> [Input data]
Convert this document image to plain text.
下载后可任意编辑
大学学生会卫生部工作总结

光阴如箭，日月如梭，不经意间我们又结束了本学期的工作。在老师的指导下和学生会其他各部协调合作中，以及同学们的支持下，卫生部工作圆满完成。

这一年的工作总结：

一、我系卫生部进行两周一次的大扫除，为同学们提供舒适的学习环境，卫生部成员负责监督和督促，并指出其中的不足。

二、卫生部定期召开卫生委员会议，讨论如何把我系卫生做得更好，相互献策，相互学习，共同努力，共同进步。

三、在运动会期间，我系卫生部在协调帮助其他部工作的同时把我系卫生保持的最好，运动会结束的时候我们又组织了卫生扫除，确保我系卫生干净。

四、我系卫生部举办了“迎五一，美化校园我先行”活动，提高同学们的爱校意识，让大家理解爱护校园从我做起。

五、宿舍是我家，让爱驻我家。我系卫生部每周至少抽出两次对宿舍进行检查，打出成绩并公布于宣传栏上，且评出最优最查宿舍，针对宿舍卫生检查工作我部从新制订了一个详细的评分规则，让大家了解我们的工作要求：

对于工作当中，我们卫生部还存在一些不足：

> [Requirement] Make an exact copy of the material above.

> [Reply to the task]
Convert this document image to plain text.
下载后可任意编辑
大学学生会卫生部工作总结

光阴如箭，日月如梭，不经意间我们又结束了本学期的工作。在老师的指导下和学生会其他各部协调合作中，以及同学们的支持下，卫生部工作圆满完成。

这一年的工作总结：

一、我系卫生部进行两周一次的大扫除，为同学们提供舒适的学习环境，卫生部成员负责监督和督促，并指出其中的不足。

二、卫生部定期召开卫生委员会议，讨论如何把我系卫生做得更好，相互献策，相互学习，共同努力，共同进步。

三、在运动会期间，我系卫生部在协调帮助其他部工作的同时把我系卫生保持的最好，运动会结束的时候我们又组织了卫生扫除，确保我系卫生干净。

四、我系卫生部举办了“迎五一，美化校园我先行”活动，提高同学们的爱校意识，让大家理解爱护校园从我做起。

五、宿舍是我家，让爱驻我家。我系卫生部每周至少抽出两次对宿舍进行检查，打出成绩并公布于宣传栏上，且评出最优最查宿舍，针对宿舍卫生检查工作我部从新制订了一个详细的评分规则，让大家了解我们的工作要求：

对于工作当中，我们卫生部还存在一些不足：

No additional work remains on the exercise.